--- Input material ---
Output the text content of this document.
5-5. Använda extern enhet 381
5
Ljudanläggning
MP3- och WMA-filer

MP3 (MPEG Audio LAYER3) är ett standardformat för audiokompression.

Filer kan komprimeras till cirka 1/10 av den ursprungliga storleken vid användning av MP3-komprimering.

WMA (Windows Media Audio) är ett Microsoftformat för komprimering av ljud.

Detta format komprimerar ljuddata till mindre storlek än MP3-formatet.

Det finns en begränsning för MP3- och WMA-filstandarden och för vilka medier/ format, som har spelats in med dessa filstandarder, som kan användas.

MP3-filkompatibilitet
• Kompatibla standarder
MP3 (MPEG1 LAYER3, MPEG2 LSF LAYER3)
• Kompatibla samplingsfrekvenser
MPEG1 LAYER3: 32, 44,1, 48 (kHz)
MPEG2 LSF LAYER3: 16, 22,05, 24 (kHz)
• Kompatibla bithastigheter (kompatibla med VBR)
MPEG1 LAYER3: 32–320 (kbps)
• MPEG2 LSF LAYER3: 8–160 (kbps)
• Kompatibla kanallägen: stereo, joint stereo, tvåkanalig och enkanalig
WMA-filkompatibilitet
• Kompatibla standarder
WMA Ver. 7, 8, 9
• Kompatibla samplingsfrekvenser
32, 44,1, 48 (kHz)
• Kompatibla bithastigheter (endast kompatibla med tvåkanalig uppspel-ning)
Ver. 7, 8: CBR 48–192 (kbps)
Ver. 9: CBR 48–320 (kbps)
---
Problem to solve
Return each line of the data that contains the string "Audio".

Output of the exercise
MP3 (MPEG Audio LAYER3) är ett standardformat för audiokompression.
WMA (Windows Media Audio) är ett Microsoftformat för komprimering av ljud.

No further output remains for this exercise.